» Your task
Collect all lines containing the word "水未溢出" from the data.

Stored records
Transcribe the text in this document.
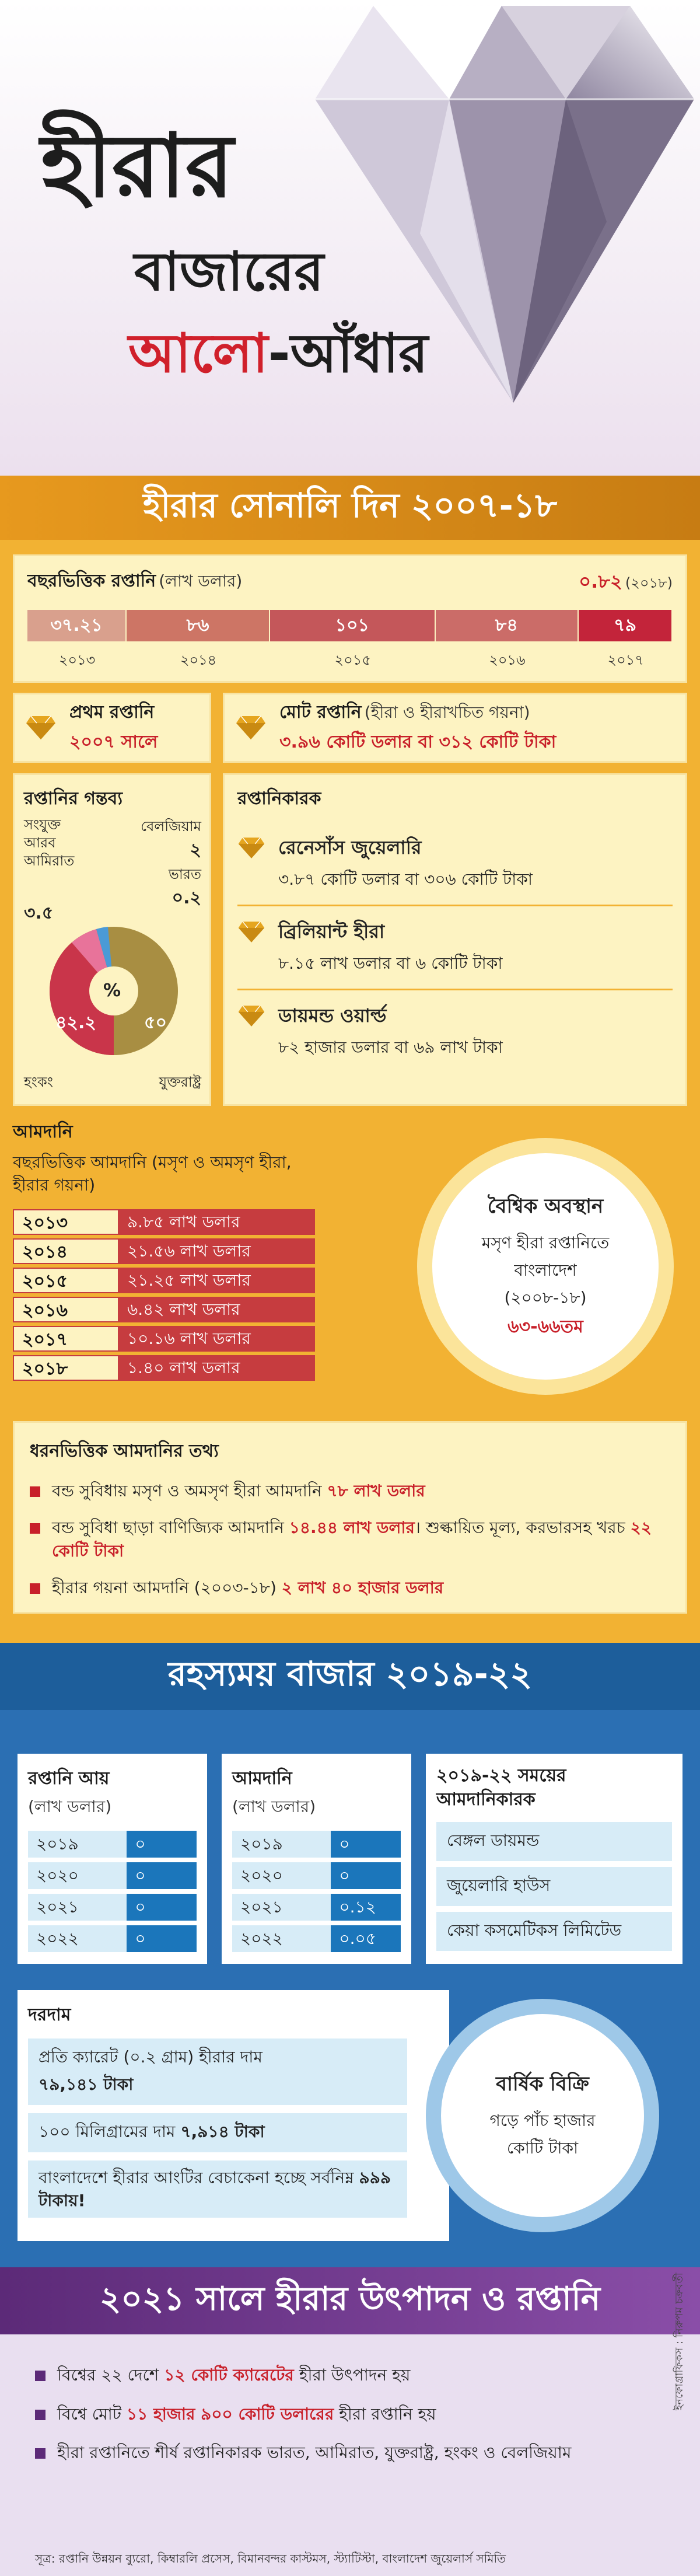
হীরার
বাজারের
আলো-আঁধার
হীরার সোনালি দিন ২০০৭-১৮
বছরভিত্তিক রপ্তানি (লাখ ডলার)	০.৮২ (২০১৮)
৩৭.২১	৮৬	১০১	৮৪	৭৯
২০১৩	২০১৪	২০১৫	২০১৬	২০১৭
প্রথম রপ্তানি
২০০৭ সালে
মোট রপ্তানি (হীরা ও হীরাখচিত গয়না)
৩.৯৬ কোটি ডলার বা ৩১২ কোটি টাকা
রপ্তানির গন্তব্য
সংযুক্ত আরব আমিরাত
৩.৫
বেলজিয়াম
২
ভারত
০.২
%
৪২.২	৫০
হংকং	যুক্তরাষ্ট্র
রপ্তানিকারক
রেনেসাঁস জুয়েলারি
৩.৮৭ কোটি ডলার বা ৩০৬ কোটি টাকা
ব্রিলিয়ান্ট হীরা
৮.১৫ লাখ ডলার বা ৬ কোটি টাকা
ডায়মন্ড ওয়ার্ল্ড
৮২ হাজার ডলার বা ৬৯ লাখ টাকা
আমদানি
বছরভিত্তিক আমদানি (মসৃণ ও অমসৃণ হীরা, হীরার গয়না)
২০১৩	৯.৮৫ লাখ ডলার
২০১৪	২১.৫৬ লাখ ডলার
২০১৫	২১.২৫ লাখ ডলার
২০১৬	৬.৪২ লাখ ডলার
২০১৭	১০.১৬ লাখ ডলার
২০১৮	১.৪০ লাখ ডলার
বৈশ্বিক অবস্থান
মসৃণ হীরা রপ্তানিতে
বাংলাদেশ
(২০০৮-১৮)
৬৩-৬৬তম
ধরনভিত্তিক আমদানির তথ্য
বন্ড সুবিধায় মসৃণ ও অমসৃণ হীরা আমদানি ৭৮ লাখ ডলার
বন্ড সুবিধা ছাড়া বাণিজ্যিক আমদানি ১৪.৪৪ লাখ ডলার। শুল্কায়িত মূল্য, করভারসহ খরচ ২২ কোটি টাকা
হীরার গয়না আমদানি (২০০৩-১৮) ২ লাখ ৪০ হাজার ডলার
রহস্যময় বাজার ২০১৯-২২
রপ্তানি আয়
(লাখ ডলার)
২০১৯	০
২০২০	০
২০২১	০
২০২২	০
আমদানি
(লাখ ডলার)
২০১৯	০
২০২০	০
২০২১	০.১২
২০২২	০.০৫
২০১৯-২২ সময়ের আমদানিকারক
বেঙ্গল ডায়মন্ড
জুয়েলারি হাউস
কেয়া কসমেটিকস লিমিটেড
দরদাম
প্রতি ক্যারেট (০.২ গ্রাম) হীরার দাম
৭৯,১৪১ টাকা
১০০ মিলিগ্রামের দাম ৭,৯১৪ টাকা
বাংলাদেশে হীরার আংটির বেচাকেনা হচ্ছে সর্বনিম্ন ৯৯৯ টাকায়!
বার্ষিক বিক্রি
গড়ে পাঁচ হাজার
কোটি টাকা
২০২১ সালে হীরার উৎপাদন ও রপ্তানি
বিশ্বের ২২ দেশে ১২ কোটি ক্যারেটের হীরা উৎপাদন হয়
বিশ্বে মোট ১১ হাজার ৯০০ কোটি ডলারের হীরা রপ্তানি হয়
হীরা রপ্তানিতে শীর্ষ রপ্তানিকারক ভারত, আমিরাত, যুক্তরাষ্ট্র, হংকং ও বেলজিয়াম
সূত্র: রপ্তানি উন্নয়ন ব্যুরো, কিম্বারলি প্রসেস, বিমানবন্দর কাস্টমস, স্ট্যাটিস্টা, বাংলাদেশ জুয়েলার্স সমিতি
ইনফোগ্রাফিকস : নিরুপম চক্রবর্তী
---
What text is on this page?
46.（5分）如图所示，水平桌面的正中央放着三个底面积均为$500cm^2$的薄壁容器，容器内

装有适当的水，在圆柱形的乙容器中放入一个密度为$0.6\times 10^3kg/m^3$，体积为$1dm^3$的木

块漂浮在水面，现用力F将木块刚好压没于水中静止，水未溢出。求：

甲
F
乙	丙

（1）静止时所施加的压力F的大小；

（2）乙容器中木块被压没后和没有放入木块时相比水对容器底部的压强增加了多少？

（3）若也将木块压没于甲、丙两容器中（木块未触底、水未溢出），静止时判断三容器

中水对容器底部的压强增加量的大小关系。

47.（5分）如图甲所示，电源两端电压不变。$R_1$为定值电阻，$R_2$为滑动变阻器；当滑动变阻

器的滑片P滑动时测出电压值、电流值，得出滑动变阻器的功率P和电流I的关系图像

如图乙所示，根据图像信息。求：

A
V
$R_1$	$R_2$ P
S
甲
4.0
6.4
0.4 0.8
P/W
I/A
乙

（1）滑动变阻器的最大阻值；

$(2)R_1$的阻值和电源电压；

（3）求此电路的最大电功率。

» Response to this exercise
块漂浮在水面，现用力F将木块刚好压没于水中静止，水未溢出。求：
（3）若也将木块压没于甲、丙两容器中（木块未触底、水未溢出），静止时判断三容器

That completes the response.